[Records from a collection of figures]
::::

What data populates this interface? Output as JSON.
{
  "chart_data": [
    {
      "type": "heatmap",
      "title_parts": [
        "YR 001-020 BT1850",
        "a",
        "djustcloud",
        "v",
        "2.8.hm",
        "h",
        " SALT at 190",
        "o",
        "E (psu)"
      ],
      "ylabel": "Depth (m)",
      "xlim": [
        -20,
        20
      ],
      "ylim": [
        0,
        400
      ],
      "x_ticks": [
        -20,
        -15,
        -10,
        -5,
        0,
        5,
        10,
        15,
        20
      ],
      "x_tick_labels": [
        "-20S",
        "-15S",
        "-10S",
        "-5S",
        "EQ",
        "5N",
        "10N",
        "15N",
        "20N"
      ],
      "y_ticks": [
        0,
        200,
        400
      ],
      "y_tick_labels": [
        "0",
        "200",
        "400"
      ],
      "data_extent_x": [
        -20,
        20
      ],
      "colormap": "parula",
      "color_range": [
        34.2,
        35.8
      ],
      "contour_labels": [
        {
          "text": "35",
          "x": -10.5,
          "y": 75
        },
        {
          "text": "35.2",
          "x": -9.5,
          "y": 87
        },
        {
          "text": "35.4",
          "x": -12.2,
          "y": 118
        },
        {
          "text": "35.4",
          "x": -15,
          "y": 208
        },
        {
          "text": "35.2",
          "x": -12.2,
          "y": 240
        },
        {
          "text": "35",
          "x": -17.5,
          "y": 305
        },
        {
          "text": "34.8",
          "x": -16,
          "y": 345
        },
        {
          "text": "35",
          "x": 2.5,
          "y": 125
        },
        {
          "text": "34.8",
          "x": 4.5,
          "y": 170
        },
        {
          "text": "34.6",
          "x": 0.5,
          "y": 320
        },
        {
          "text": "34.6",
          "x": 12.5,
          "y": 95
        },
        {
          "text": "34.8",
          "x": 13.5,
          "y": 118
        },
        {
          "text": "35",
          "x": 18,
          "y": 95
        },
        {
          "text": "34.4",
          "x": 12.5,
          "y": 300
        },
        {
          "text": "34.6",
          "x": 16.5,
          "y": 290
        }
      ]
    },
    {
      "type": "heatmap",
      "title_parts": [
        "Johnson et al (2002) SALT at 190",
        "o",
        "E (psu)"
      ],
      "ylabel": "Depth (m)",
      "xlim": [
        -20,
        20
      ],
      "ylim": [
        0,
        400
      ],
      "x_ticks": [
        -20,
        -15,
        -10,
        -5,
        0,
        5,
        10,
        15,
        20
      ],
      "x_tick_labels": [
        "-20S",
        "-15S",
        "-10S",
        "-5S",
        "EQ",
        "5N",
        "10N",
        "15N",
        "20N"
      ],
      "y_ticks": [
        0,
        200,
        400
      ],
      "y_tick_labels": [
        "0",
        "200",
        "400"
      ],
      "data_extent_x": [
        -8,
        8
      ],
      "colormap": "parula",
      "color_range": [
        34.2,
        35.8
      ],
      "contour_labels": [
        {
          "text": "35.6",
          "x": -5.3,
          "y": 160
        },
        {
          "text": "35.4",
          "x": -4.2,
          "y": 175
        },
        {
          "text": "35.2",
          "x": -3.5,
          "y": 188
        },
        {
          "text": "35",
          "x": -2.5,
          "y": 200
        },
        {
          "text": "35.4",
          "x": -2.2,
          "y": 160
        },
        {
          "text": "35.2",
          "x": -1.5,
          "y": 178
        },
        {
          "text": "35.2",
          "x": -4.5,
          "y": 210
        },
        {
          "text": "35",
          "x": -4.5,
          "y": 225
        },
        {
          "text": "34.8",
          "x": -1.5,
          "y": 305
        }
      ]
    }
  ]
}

::::

__EXERCISE DETAILS__
Please restate the whole listing word for word.

__RESPONSE TO THIS EXERCISE__
What data populates this interface? Output as JSON.
{
  "chart_data": [
    {
      "type": "heatmap",
      "title_parts": [
        "YR 001-020 BT1850",
        "a",
        "djustcloud",
        "v",
        "2.8.hm",
        "h",
        " SALT at 190",
        "o",
        "E (psu)"
      ],
      "ylabel": "Depth (m)",
      "xlim": [
        -20,
        20
      ],
      "ylim": [
        0,
        400
      ],
      "x_ticks": [
        -20,
        -15,
        -10,
        -5,
        0,
        5,
        10,
        15,
        20
      ],
      "x_tick_labels": [
        "-20S",
        "-15S",
        "-10S",
        "-5S",
        "EQ",
        "5N",
        "10N",
        "15N",
        "20N"
      ],
      "y_ticks": [
        0,
        200,
        400
      ],
      "y_tick_labels": [
        "0",
        "200",
        "400"
      ],
      "data_extent_x": [
        -20,
        20
      ],
      "colormap": "parula",
      "color_range": [
        34.2,
        35.8
      ],
      "contour_labels": [
        {
          "text": "35",
          "x": -10.5,
          "y": 75
        },
        {
          "text": "35.2",
          "x": -9.5,
          "y": 87
        },
        {
          "text": "35.4",
          "x": -12.2,
          "y": 118
        },
        {
          "text": "35.4",
          "x": -15,
          "y": 208
        },
        {
          "text": "35.2",
          "x": -12.2,
          "y": 240
        },
        {
          "text": "35",
          "x": -17.5,
          "y": 305
        },
        {
          "text": "34.8",
          "x": -16,
          "y": 345
        },
        {
          "text": "35",
          "x": 2.5,
          "y": 125
        },
        {
          "text": "34.8",
          "x": 4.5,
          "y": 170
        },
        {
          "text": "34.6",
          "x": 0.5,
          "y": 320
        },
        {
          "text": "34.6",
          "x": 12.5,
          "y": 95
        },
        {
          "text": "34.8",
          "x": 13.5,
          "y": 118
        },
        {
          "text": "35",
          "x": 18,
          "y": 95
        },
        {
          "text": "34.4",
          "x": 12.5,
          "y": 300
        },
        {
          "text": "34.6",
          "x": 16.5,
          "y": 290
        }
      ]
    },
    {
      "type": "heatmap",
      "title_parts": [
        "Johnson et al (2002) SALT at 190",
        "o",
        "E (psu)"
      ],
      "ylabel": "Depth (m)",
      "xlim": [
        -20,
        20
      ],
      "ylim": [
        0,
        400
      ],
      "x_ticks": [
        -20,
        -15,
        -10,
        -5,
        0,
        5,
        10,
        15,
        20
      ],
      "x_tick_labels": [
        "-20S",
        "-15S",
        "-10S",
        "-5S",
        "EQ",
        "5N",
        "10N",
        "15N",
        "20N"
      ],
      "y_ticks": [
        0,
        200,
        400
      ],
      "y_tick_labels": [
        "0",
        "200",
        "400"
      ],
      "data_extent_x": [
        -8,
        8
      ],
      "colormap": "parula",
      "color_range": [
        34.2,
        35.8
      ],
      "contour_labels": [
        {
          "text": "35.6",
          "x": -5.3,
          "y": 160
        },
        {
          "text": "35.4",
          "x": -4.2,
          "y": 175
        },
        {
          "text": "35.2",
          "x": -3.5,
          "y": 188
        },
        {
          "text": "35",
          "x": -2.5,
          "y": 200
        },
        {
          "text": "35.4",
          "x": -2.2,
          "y": 160
        },
        {
          "text": "35.2",
          "x": -1.5,
          "y": 178
        },
        {
          "text": "35.2",
          "x": -4.5,
          "y": 210
        },
        {
          "text": "35",
          "x": -4.5,
          "y": 225
        },
        {
          "text": "34.8",
          "x": -1.5,
          "y": 305
        }
      ]
    }
  ]
}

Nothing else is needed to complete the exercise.